### WHAT TO WORK ON
Reproduce the listing below exactly, minus its pictures.

(Lines of data)
= = = =
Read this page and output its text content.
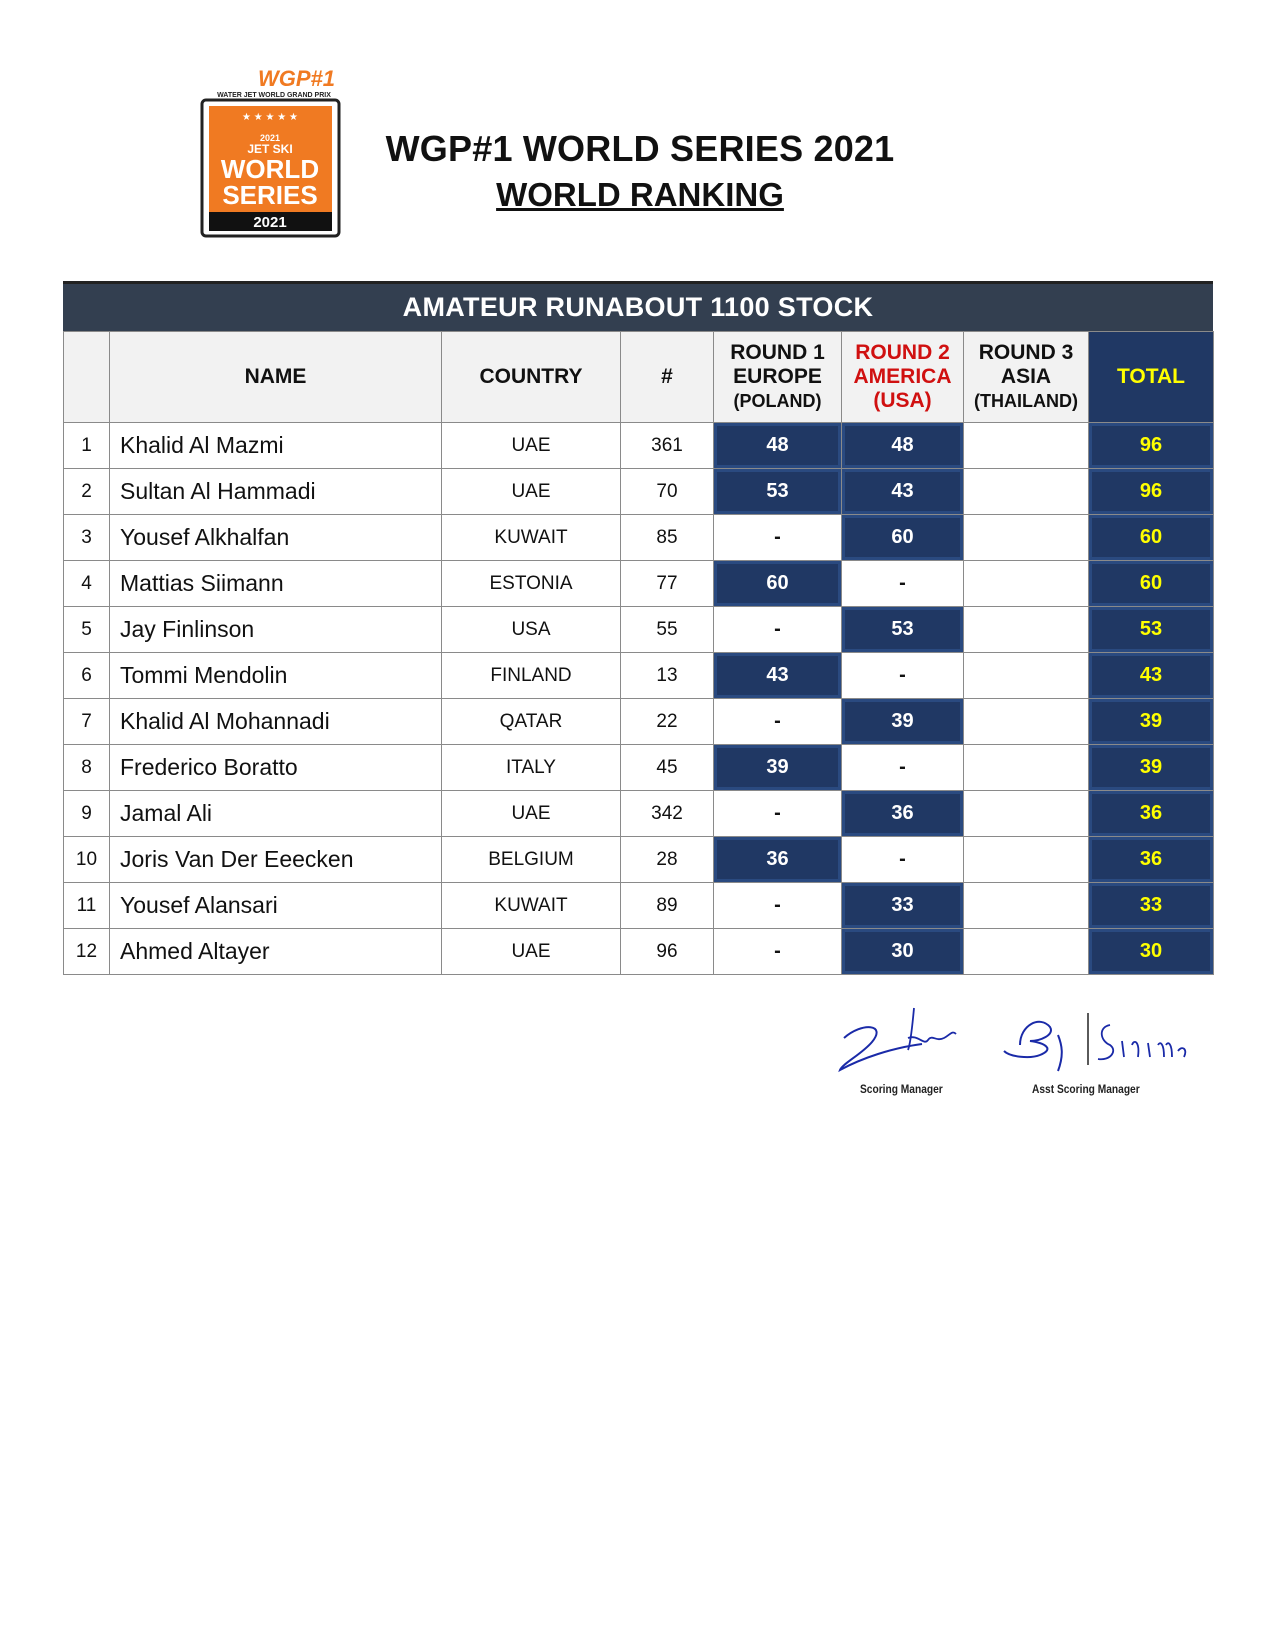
WGP#1
WATER JET WORLD GRAND PRIX
★ ★ ★ ★ ★
2021
JET SKI
WORLD
SERIES
2021
WGP#1 WORLD SERIES 2021
WORLD RANKING
AMATEUR RUNABOUT 1100 STOCK
	NAME	COUNTRY	#	ROUND 1
EUROPE
(POLAND)	ROUND 2
AMERICA
(USA)	ROUND 3
ASIA
(THAILAND)	TOTAL
1	Khalid Al Mazmi	UAE	361	48	48		96
2	Sultan Al Hammadi	UAE	70	53	43		96
3	Yousef Alkhalfan	KUWAIT	85	-	60		60
4	Mattias Siimann	ESTONIA	77	60	-		60
5	Jay Finlinson	USA	55	-	53		53
6	Tommi Mendolin	FINLAND	13	43	-		43
7	Khalid Al Mohannadi	QATAR	22	-	39		39
8	Frederico Boratto	ITALY	45	39	-		39
9	Jamal Ali	UAE	342	-	36		36
10	Joris Van Der Eeecken	BELGIUM	28	36	-		36
11	Yousef Alansari	KUWAIT	89	-	33		33
12	Ahmed Altayer	UAE	96	-	30		30
Scoring Manager	Asst Scoring Manager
= = = =
### TASK RESULT
Read this page and output its text content.
WGP#1
WATER JET WORLD GRAND PRIX
★ ★ ★ ★ ★
2021
JET SKI
WORLD
SERIES
2021
WGP#1 WORLD SERIES 2021
WORLD RANKING
AMATEUR RUNABOUT 1100 STOCK
	NAME	COUNTRY	#	ROUND 1
EUROPE
(POLAND)	ROUND 2
AMERICA
(USA)	ROUND 3
ASIA
(THAILAND)	TOTAL
1	Khalid Al Mazmi	UAE	361	48	48		96
2	Sultan Al Hammadi	UAE	70	53	43		96
3	Yousef Alkhalfan	KUWAIT	85	-	60		60
4	Mattias Siimann	ESTONIA	77	60	-		60
5	Jay Finlinson	USA	55	-	53		53
6	Tommi Mendolin	FINLAND	13	43	-		43
7	Khalid Al Mohannadi	QATAR	22	-	39		39
8	Frederico Boratto	ITALY	45	39	-		39
9	Jamal Ali	UAE	342	-	36		36
10	Joris Van Der Eeecken	BELGIUM	28	36	-		36
11	Yousef Alansari	KUWAIT	89	-	33		33
12	Ahmed Altayer	UAE	96	-	30		30
Scoring Manager	Asst Scoring Manager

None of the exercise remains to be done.